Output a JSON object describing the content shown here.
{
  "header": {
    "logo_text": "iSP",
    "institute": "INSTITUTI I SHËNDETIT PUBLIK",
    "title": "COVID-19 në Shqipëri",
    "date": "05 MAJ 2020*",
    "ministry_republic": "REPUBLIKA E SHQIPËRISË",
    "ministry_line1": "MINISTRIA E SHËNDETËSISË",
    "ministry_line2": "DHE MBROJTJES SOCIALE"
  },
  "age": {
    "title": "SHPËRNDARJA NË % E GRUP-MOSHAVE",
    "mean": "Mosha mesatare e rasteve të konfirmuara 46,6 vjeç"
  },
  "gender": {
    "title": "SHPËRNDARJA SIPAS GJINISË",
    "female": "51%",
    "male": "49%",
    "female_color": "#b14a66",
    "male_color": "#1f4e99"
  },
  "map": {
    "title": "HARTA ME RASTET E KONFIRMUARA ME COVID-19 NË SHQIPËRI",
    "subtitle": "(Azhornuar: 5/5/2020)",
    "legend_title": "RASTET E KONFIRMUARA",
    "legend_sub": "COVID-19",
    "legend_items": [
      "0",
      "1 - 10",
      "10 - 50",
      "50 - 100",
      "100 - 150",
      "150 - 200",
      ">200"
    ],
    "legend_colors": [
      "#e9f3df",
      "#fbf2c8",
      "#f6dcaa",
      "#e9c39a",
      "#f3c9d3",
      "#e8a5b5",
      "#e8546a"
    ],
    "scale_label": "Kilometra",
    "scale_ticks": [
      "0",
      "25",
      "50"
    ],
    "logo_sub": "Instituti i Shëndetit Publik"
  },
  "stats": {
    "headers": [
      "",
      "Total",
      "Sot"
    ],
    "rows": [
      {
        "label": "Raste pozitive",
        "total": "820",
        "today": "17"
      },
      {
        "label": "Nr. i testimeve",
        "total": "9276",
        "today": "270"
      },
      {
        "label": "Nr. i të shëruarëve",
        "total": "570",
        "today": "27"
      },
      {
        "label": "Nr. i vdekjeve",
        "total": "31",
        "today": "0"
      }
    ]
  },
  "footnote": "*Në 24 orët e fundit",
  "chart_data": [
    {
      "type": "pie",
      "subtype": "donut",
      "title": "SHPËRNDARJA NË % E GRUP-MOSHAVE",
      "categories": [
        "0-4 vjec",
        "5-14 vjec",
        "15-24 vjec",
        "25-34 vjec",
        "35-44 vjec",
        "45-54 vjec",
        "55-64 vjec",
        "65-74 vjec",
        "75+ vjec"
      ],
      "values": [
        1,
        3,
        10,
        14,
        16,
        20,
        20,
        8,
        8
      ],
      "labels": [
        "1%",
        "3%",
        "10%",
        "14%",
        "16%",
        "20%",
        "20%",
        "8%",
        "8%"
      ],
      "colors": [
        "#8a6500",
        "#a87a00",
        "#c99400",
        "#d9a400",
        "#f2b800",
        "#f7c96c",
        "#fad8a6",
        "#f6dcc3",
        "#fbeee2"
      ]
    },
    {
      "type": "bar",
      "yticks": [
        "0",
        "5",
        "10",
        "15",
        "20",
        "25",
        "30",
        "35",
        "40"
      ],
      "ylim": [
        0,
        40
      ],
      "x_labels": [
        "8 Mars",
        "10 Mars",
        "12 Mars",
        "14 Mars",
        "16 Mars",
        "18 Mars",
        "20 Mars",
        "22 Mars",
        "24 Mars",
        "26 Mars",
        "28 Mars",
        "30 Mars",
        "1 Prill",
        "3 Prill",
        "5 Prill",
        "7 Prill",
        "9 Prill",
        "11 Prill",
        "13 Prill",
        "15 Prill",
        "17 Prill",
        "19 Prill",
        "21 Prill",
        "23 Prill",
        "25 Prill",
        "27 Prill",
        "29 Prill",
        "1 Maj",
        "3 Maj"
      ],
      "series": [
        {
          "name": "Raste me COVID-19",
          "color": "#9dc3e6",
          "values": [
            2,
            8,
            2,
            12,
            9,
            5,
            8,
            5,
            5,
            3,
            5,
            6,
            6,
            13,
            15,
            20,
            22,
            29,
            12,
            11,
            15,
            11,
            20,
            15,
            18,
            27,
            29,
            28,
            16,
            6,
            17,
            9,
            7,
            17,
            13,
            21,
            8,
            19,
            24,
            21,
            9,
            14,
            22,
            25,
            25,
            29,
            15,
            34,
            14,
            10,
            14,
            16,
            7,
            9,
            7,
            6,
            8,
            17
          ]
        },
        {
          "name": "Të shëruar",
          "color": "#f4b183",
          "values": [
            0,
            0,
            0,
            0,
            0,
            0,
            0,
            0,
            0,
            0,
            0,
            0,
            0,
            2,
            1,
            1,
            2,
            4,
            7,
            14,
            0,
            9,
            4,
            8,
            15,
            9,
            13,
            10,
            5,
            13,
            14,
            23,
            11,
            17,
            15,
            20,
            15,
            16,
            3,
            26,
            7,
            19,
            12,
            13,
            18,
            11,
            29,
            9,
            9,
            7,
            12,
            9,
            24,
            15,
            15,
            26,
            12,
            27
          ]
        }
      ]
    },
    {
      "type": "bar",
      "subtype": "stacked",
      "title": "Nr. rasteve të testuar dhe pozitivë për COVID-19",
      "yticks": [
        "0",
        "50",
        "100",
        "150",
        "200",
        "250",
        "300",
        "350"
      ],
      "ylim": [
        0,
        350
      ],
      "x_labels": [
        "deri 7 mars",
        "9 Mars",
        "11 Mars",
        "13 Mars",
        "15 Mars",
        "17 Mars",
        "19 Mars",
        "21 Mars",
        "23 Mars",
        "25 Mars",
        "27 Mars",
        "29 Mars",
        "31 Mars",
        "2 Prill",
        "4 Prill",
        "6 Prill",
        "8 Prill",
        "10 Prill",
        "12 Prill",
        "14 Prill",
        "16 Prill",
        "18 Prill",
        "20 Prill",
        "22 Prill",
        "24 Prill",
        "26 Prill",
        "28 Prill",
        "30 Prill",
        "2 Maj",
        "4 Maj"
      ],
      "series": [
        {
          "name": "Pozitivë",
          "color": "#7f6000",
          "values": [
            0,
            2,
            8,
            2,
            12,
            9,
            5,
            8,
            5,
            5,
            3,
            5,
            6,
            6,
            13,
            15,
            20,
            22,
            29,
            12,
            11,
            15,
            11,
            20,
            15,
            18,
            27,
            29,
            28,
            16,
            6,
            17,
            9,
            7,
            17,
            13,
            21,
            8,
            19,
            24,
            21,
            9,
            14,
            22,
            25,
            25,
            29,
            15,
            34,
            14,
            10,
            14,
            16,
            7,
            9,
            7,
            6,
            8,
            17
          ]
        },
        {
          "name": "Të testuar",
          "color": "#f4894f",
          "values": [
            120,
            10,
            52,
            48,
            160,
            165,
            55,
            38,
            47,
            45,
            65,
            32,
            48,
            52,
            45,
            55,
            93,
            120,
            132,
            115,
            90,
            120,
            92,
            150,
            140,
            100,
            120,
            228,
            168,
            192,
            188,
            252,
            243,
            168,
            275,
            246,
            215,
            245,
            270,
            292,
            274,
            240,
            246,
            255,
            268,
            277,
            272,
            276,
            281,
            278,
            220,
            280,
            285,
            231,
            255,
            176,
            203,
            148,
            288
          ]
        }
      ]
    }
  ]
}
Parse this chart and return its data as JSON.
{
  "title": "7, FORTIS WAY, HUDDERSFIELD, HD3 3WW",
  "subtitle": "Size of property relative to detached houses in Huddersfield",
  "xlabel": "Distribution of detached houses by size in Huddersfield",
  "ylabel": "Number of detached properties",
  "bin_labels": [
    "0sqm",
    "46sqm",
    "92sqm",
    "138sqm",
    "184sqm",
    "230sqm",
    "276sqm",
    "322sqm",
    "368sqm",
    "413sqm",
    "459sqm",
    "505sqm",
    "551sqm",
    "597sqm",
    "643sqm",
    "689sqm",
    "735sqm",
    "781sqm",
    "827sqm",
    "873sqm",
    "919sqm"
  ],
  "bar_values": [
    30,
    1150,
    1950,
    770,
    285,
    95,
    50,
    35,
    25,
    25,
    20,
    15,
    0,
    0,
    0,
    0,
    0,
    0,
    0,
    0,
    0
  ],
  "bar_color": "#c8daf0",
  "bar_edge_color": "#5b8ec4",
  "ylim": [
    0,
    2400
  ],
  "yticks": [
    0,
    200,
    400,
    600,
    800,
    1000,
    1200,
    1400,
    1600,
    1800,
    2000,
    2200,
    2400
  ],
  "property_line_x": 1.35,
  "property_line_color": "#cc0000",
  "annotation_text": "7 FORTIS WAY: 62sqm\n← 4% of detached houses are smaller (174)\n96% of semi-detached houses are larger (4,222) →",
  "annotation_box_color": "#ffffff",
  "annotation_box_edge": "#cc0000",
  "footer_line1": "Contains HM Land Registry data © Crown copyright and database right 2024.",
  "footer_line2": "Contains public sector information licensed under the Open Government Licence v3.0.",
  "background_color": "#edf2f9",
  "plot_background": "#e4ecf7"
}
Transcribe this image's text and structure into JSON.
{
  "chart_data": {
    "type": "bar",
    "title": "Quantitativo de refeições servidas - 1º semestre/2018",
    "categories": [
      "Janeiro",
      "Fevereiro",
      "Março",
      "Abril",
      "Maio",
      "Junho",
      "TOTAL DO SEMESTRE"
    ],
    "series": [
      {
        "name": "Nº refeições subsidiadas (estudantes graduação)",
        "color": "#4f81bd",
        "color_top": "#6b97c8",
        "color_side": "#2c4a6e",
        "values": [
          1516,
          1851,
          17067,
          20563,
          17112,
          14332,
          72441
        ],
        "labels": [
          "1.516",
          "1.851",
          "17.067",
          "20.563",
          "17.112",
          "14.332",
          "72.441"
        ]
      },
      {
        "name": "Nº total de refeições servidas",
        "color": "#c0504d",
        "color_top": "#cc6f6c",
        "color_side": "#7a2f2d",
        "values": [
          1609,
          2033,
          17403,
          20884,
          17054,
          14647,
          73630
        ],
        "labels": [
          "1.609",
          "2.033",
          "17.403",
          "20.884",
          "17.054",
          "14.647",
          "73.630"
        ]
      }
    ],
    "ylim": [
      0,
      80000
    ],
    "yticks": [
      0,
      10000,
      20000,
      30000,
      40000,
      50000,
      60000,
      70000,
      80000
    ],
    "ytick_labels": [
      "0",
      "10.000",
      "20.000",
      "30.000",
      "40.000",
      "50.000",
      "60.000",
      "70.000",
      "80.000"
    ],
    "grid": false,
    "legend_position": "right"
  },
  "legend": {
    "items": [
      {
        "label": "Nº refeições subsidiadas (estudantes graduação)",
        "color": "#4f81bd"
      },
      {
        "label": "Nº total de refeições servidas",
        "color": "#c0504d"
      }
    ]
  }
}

==*==

◆ **OBJECTIVE**
Copy out each line of the data containing the string "MOSHAVE".

◆ **THE RESULT**
    "title": "SHPËRNDARJA NË % E GRUP-MOSHAVE",
      "title": "SHPËRNDARJA NË % E GRUP-MOSHAVE",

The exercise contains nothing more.